Given task: Each line that holds the word "sugar" is to be identified and copied.

Data shown:
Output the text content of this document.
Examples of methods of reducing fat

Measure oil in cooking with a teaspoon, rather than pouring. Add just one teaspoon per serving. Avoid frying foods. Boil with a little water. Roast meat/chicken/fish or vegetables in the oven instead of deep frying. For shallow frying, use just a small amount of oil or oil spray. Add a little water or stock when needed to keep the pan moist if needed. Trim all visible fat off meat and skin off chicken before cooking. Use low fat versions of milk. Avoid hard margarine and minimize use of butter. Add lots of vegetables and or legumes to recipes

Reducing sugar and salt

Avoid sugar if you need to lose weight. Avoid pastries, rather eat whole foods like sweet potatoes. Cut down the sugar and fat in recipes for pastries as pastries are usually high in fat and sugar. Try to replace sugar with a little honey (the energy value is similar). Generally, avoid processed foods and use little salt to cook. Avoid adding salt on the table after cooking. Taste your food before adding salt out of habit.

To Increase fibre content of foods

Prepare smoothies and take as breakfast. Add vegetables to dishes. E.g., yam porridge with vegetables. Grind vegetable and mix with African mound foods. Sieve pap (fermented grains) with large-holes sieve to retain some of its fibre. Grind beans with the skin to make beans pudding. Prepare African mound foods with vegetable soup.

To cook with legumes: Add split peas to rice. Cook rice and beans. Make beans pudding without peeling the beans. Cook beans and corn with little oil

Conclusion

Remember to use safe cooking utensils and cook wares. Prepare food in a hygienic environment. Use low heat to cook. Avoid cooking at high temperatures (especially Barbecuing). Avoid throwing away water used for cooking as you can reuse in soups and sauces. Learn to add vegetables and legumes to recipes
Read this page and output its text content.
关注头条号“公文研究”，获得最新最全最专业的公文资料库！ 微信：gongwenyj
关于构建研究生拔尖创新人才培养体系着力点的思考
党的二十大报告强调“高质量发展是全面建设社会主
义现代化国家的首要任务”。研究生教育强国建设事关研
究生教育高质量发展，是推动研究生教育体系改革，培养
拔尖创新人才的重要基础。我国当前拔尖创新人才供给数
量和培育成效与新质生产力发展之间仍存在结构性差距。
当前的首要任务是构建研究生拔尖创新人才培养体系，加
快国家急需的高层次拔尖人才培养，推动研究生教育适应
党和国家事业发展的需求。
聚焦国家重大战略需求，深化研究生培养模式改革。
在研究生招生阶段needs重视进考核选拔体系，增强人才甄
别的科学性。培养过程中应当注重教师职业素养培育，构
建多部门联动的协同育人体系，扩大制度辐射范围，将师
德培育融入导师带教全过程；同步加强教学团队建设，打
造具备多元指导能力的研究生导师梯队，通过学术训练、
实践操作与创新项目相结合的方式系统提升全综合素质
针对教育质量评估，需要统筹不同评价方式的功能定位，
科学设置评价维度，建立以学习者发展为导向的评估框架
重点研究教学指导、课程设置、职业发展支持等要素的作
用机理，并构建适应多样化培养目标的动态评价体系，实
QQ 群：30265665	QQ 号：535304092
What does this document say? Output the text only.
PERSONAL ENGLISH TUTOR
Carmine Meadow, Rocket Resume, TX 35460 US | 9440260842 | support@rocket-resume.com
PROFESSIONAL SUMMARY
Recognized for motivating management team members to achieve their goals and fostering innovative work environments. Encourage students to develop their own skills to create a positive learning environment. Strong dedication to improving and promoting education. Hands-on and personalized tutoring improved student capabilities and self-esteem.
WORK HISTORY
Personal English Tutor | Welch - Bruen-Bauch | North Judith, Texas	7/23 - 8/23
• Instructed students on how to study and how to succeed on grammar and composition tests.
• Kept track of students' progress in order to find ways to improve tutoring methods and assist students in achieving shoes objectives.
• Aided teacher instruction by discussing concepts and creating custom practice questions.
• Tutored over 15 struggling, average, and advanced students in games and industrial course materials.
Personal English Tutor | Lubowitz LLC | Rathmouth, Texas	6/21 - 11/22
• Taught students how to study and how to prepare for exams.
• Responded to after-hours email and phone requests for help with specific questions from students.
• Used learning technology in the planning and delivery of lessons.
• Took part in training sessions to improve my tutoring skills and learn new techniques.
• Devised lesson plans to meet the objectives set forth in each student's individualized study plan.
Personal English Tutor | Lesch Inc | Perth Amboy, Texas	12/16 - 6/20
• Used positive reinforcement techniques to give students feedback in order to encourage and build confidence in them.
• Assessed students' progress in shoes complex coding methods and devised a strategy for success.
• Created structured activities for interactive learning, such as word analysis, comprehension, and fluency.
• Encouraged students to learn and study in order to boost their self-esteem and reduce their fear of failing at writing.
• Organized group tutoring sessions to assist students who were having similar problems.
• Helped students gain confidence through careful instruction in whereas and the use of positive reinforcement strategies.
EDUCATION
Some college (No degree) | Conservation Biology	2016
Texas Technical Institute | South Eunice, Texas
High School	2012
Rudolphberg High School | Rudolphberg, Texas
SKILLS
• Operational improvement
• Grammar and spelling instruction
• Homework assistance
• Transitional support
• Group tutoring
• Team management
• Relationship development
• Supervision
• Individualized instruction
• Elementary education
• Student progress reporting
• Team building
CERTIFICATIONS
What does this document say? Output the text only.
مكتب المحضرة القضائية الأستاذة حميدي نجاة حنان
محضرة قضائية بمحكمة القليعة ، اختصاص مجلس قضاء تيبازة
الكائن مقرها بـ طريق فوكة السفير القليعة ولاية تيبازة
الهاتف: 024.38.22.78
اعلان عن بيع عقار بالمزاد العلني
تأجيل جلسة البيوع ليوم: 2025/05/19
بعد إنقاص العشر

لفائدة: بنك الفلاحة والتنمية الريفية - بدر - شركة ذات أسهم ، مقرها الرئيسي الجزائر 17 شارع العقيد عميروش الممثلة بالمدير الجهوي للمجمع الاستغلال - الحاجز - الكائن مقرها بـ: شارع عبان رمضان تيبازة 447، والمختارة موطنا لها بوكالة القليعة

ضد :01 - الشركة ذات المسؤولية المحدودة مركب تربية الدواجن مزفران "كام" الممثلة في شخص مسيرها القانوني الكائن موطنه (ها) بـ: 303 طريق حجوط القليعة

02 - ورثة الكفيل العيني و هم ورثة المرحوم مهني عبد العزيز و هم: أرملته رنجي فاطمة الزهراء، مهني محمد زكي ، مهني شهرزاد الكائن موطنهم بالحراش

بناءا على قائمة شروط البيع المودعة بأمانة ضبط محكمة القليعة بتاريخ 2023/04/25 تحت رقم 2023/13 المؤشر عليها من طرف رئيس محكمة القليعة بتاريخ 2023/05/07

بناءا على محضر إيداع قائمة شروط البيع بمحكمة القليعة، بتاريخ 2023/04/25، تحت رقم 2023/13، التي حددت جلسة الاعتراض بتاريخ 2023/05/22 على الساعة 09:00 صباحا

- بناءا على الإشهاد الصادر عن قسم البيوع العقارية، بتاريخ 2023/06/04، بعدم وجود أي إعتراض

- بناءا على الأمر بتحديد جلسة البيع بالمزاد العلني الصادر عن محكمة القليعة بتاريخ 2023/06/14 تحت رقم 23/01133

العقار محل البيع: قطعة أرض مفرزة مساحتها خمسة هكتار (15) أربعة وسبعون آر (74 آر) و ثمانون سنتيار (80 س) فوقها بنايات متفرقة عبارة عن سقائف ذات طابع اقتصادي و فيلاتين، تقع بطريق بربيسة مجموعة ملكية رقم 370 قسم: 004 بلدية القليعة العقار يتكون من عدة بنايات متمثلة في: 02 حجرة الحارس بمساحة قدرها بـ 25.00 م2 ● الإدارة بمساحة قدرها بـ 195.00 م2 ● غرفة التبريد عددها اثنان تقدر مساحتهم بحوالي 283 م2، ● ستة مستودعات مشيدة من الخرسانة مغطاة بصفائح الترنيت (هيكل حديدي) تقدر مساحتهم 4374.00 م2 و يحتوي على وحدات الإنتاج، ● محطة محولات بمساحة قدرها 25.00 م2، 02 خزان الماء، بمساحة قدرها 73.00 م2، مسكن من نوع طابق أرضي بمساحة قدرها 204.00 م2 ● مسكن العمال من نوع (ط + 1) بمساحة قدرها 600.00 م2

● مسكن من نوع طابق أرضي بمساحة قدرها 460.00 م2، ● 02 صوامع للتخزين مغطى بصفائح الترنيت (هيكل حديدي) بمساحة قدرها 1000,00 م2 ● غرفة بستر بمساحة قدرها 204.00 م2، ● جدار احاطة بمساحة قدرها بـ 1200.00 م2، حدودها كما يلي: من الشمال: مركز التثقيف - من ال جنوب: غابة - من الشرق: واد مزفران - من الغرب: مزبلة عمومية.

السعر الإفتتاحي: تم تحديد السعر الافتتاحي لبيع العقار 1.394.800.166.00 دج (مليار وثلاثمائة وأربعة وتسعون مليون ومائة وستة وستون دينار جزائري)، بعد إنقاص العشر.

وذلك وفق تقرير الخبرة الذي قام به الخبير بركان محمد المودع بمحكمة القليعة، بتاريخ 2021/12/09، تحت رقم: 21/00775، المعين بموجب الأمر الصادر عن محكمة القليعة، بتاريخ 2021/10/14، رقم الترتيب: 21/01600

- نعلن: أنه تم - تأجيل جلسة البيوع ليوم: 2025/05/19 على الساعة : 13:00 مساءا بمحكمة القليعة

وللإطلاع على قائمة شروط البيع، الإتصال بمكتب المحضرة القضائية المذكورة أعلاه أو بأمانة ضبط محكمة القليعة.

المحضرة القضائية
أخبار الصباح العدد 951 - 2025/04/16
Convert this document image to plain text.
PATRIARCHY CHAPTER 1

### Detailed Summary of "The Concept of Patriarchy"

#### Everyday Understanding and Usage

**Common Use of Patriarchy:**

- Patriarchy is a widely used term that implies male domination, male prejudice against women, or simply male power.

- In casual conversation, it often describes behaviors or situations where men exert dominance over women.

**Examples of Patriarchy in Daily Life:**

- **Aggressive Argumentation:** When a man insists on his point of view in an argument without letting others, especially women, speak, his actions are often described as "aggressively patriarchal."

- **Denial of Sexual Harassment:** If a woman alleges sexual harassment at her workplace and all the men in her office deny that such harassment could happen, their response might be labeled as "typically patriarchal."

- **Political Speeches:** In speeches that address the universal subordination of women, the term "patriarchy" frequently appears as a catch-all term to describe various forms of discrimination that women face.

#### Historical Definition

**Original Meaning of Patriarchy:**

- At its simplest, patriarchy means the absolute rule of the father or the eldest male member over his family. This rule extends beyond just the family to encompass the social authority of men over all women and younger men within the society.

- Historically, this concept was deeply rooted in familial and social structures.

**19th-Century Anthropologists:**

Solution to this exercise:
Reducing sugar and salt
Avoid sugar if you need to lose weight. Avoid pastries, rather eat whole foods like sweet potatoes. Cut down the sugar and fat in recipes for pastries as pastries are usually high in fat and sugar. Try to replace sugar with a little honey (the energy value is similar). Generally, avoid processed foods and use little salt to cook. Avoid adding salt on the table after cooking. Taste your food before adding salt out of habit.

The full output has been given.